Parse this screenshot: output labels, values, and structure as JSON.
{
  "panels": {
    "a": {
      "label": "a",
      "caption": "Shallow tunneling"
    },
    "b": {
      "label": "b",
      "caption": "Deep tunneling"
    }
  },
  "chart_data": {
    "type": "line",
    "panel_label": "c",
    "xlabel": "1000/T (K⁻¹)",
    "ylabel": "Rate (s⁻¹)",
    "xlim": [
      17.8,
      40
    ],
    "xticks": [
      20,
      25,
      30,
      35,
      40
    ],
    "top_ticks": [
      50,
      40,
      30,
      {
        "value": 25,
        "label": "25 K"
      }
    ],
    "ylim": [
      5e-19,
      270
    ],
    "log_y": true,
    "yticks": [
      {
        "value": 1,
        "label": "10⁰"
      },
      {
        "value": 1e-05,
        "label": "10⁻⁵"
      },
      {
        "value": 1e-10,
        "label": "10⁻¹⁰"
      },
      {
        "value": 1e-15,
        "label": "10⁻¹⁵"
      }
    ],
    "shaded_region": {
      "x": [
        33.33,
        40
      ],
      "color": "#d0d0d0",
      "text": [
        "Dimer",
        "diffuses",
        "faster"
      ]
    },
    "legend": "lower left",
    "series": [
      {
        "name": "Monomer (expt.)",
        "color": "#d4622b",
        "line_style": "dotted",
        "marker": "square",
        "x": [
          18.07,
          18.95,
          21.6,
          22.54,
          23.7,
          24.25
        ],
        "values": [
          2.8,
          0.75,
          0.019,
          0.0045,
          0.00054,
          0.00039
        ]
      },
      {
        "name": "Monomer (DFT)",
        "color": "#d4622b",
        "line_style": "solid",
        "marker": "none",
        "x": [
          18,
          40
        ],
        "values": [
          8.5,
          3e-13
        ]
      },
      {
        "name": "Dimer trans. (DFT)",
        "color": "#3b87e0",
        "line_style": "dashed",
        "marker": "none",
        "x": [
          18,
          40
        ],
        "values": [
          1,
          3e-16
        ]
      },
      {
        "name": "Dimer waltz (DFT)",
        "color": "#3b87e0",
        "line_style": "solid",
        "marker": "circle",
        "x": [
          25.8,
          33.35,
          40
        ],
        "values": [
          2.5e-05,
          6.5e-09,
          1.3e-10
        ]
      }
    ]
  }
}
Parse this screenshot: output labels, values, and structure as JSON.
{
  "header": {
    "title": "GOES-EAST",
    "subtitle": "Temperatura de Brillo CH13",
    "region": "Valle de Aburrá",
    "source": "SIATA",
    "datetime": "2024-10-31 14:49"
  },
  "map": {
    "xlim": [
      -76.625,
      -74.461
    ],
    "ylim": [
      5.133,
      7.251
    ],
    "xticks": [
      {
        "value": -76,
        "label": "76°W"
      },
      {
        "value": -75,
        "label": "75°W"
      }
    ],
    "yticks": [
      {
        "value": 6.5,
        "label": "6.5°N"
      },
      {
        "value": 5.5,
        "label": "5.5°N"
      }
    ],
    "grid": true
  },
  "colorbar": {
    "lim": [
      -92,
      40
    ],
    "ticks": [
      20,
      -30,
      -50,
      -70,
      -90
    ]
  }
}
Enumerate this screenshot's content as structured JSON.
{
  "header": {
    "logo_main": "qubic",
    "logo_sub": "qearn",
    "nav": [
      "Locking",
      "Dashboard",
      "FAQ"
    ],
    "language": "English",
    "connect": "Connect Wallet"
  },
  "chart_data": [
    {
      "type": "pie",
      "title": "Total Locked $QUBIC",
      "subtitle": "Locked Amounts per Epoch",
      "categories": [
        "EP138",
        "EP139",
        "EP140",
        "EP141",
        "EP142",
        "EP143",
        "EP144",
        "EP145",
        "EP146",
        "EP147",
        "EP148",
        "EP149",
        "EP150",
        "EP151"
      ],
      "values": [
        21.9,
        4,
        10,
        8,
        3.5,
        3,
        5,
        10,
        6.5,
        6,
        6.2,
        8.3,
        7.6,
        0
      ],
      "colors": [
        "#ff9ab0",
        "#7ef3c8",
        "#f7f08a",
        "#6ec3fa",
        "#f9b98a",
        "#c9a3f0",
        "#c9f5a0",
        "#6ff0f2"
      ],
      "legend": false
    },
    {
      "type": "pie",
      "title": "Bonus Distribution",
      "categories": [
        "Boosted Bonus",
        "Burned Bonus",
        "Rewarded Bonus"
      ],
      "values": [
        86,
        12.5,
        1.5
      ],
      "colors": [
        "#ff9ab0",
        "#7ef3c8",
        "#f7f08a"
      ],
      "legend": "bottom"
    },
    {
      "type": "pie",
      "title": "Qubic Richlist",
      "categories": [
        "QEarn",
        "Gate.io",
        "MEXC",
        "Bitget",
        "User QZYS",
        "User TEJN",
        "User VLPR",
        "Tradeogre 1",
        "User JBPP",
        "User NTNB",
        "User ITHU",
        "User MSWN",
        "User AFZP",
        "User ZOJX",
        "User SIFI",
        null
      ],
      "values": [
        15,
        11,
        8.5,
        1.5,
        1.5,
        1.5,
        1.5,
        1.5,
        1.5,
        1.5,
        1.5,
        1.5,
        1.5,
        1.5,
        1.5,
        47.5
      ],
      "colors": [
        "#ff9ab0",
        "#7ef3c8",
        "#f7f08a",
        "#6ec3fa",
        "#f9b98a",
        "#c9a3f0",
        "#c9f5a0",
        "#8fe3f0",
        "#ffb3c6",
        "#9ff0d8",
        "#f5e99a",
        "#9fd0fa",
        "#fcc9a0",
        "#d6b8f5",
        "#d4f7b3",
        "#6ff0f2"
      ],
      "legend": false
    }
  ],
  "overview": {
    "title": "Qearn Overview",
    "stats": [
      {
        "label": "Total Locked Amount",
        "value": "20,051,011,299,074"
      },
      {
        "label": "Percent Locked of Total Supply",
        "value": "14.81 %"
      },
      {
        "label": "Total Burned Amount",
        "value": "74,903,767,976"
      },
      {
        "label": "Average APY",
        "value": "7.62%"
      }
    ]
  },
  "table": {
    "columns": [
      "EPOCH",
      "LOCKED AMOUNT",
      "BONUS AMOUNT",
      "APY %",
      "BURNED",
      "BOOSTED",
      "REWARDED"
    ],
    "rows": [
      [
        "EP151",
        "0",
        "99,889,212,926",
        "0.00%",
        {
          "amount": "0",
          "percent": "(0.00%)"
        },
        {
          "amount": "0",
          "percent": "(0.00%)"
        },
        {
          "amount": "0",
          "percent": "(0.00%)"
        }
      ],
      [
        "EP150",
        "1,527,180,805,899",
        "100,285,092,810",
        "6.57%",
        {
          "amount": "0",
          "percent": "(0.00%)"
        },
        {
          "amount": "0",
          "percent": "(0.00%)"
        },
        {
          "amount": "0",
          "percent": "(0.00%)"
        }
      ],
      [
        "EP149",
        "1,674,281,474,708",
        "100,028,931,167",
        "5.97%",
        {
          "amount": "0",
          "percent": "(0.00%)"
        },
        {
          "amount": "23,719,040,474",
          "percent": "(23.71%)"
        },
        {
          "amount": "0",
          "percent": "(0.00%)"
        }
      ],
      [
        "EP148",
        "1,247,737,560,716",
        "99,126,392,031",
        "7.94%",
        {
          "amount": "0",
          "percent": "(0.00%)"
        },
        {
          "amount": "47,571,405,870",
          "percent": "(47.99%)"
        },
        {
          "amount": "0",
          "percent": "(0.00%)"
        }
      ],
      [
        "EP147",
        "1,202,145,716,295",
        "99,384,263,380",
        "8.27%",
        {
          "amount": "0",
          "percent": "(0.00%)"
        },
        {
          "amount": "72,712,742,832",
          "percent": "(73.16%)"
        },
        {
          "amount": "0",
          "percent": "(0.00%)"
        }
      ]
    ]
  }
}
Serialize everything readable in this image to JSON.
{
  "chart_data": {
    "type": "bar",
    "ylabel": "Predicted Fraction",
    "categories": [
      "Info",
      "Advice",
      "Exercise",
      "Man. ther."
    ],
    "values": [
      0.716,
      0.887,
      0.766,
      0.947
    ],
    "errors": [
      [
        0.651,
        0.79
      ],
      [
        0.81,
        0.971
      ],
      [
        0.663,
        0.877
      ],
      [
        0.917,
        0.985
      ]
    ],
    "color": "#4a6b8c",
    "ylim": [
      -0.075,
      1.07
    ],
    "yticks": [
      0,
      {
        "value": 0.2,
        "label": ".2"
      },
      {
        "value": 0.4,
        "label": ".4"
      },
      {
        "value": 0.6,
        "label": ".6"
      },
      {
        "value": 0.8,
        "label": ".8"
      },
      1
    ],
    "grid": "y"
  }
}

### DIRECTIVE
Give the number of lines in the entries above that include the string "JSON". No other output is expected.

### REPLY
4